Request: Each line that follows is to be retyped exactly.

Records for processing:
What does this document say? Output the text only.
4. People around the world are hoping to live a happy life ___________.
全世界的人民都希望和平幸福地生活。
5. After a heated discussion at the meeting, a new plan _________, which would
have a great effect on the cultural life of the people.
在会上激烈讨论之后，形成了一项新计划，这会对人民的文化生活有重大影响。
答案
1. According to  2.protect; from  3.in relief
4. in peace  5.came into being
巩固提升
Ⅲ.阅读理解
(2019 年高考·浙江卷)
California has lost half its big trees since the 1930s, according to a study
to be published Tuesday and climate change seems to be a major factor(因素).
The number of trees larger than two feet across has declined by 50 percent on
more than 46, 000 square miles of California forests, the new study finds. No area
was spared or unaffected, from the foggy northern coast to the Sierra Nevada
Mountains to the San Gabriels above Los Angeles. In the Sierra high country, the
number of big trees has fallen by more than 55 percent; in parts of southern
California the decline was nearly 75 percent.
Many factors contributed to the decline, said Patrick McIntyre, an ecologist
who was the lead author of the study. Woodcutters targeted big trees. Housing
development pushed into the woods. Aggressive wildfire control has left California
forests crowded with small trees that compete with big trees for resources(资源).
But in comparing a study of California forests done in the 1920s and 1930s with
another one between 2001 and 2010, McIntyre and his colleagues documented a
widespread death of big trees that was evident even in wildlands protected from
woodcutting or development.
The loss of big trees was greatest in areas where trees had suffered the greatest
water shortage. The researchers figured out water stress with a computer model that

Correct result:
What does this document say? Output the text only.
4. People around the world are hoping to live a happy life ___________.
全世界的人民都希望和平幸福地生活。
5. After a heated discussion at the meeting, a new plan _________, which would
have a great effect on the cultural life of the people.
在会上激烈讨论之后，形成了一项新计划，这会对人民的文化生活有重大影响。
答案
1. According to  2.protect; from  3.in relief
4. in peace  5.came into being
巩固提升
Ⅲ.阅读理解
(2019 年高考·浙江卷)
California has lost half its big trees since the 1930s, according to a study
to be published Tuesday and climate change seems to be a major factor(因素).
The number of trees larger than two feet across has declined by 50 percent on
more than 46, 000 square miles of California forests, the new study finds. No area
was spared or unaffected, from the foggy northern coast to the Sierra Nevada
Mountains to the San Gabriels above Los Angeles. In the Sierra high country, the
number of big trees has fallen by more than 55 percent; in parts of southern
California the decline was nearly 75 percent.
Many factors contributed to the decline, said Patrick McIntyre, an ecologist
who was the lead author of the study. Woodcutters targeted big trees. Housing
development pushed into the woods. Aggressive wildfire control has left California
forests crowded with small trees that compete with big trees for resources(资源).
But in comparing a study of California forests done in the 1920s and 1930s with
another one between 2001 and 2010, McIntyre and his colleagues documented a
widespread death of big trees that was evident even in wildlands protected from
woodcutting or development.
The loss of big trees was greatest in areas where trees had suffered the greatest
water shortage. The researchers figured out water stress with a computer model that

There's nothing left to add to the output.